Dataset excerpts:
start
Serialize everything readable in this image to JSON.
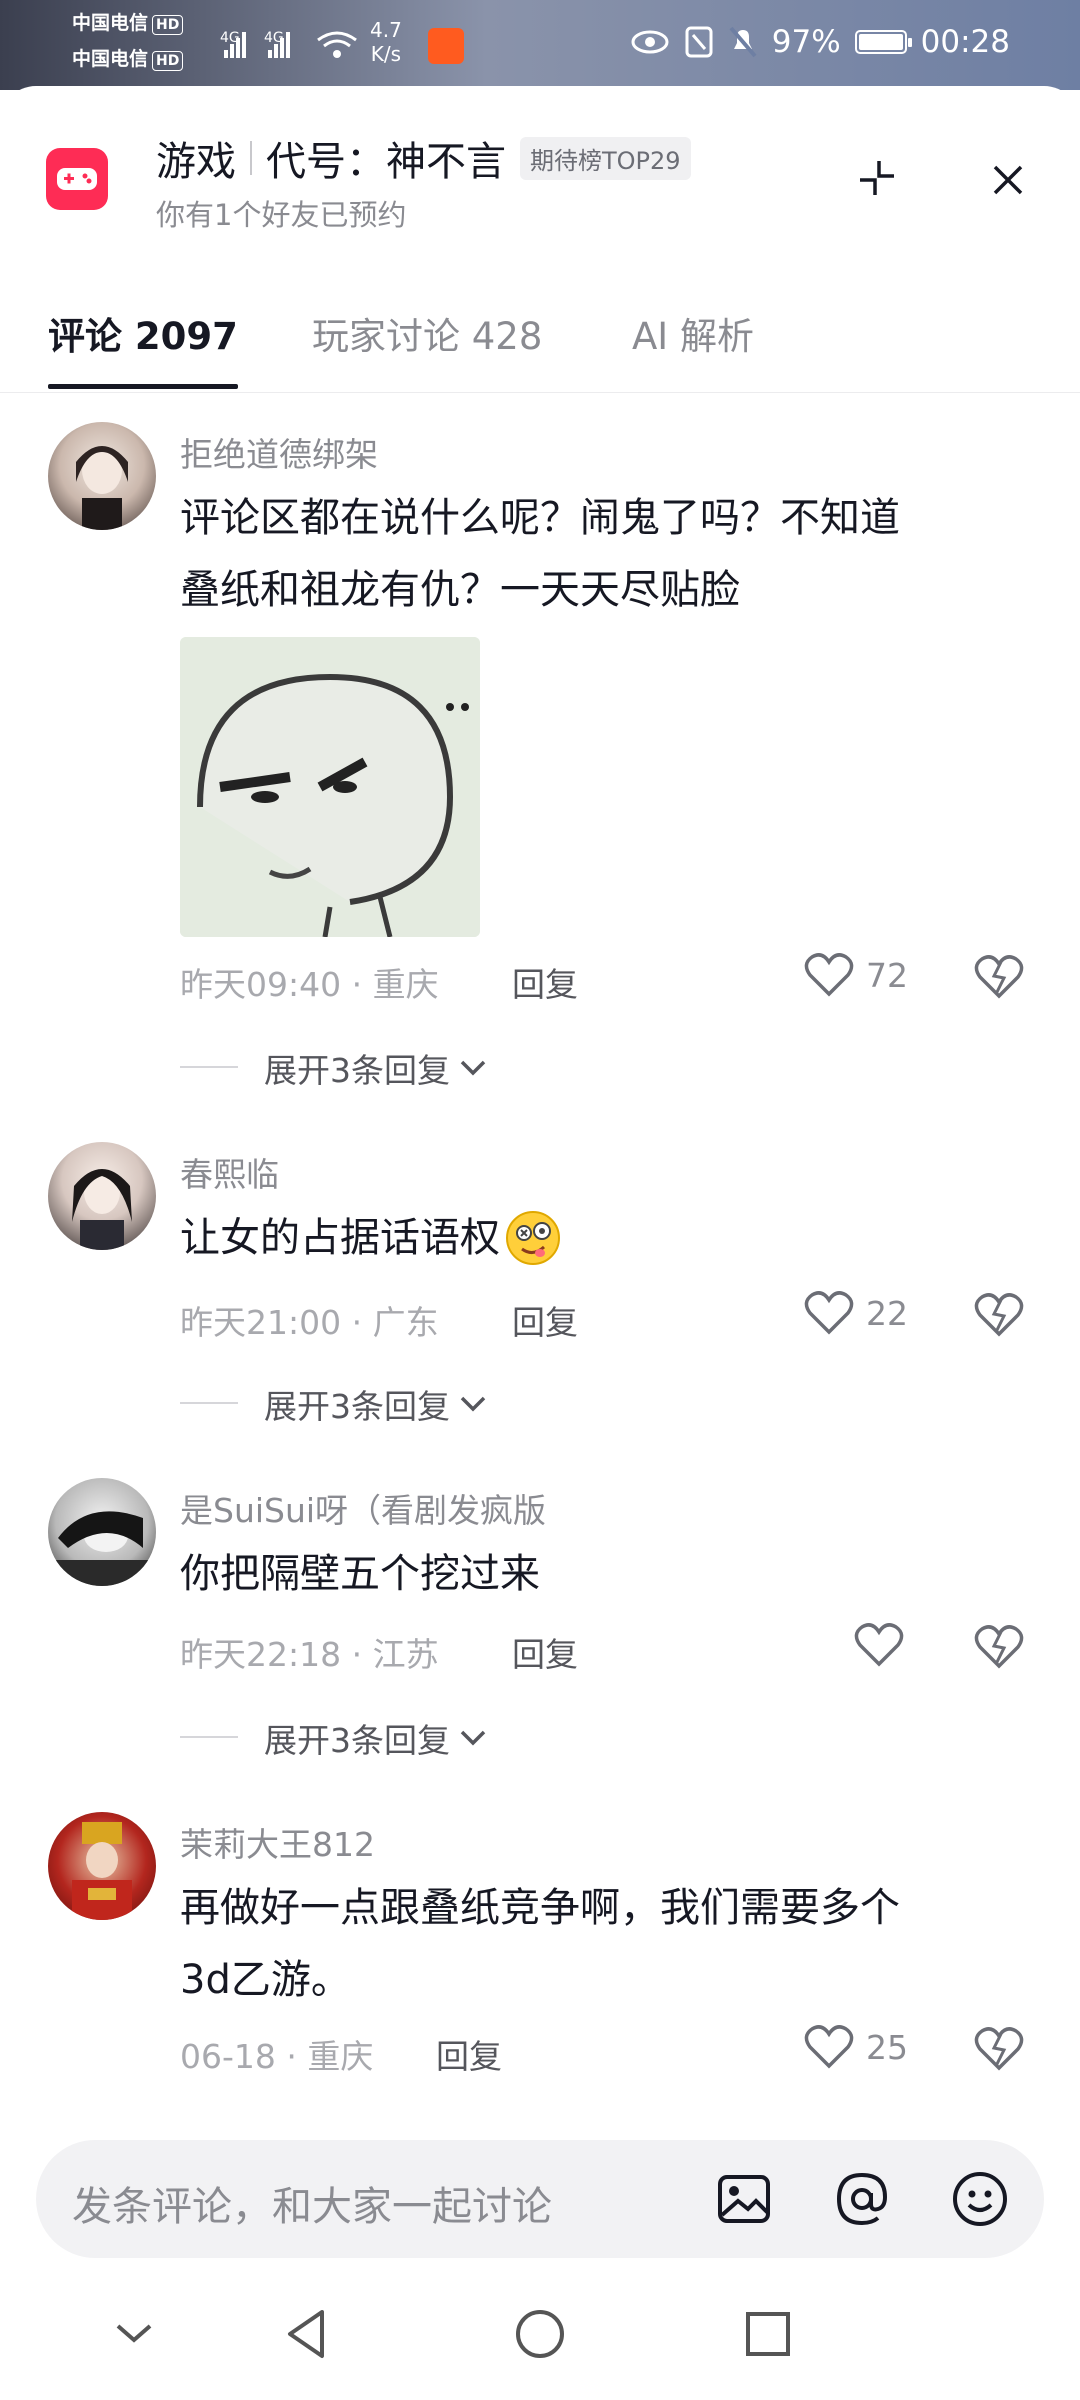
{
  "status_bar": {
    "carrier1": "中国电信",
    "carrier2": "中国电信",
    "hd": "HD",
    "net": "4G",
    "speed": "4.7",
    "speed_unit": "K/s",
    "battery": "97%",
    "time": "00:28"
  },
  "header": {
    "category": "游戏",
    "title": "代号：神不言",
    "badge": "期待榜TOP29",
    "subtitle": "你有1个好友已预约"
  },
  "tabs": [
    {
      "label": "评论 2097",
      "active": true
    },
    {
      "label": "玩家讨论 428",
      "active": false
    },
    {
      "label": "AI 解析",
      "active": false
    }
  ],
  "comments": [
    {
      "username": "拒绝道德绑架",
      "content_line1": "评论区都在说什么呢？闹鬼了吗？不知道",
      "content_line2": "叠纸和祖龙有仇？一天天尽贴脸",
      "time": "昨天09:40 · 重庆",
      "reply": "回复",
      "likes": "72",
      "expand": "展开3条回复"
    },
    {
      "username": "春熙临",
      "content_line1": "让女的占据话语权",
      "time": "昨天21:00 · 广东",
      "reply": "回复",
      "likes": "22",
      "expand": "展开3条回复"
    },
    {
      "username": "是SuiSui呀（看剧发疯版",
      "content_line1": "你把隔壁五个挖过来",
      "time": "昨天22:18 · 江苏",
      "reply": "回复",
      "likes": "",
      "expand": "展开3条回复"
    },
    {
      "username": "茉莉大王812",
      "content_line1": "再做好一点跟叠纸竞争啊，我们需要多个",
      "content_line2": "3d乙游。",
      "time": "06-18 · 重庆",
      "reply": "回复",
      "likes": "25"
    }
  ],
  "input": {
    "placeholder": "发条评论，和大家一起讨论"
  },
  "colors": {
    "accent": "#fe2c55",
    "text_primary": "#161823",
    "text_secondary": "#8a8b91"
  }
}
end
- [What you should do]: Of the lines in this material, state how many hold the string "time". Write no other words.

- [Solution below]: 5